■ What to produce ■
Report every line in the listing that contains the string "time".

■ Data for the task ■
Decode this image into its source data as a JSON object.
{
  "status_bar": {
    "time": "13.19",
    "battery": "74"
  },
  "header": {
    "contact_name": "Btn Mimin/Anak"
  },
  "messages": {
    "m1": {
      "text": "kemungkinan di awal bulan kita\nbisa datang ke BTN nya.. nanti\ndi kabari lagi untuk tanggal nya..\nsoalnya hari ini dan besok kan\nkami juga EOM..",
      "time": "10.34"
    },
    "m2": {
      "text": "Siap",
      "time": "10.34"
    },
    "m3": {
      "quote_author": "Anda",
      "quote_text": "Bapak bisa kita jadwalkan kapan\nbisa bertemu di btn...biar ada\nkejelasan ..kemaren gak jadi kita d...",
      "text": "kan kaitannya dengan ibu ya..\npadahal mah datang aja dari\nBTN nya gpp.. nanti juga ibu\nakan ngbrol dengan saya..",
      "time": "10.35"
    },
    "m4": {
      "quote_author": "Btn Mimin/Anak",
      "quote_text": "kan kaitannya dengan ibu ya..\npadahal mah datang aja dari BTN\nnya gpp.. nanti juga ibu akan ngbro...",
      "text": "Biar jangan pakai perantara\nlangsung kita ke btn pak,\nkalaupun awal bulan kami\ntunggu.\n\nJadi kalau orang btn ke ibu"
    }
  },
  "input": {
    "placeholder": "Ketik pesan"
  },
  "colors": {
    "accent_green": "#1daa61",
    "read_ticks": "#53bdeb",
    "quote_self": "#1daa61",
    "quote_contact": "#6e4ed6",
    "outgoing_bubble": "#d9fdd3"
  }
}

■ Solution to the exercise ■
    "time": "13.19",
      "time": "10.34"
      "time": "10.34"
      "time": "10.35"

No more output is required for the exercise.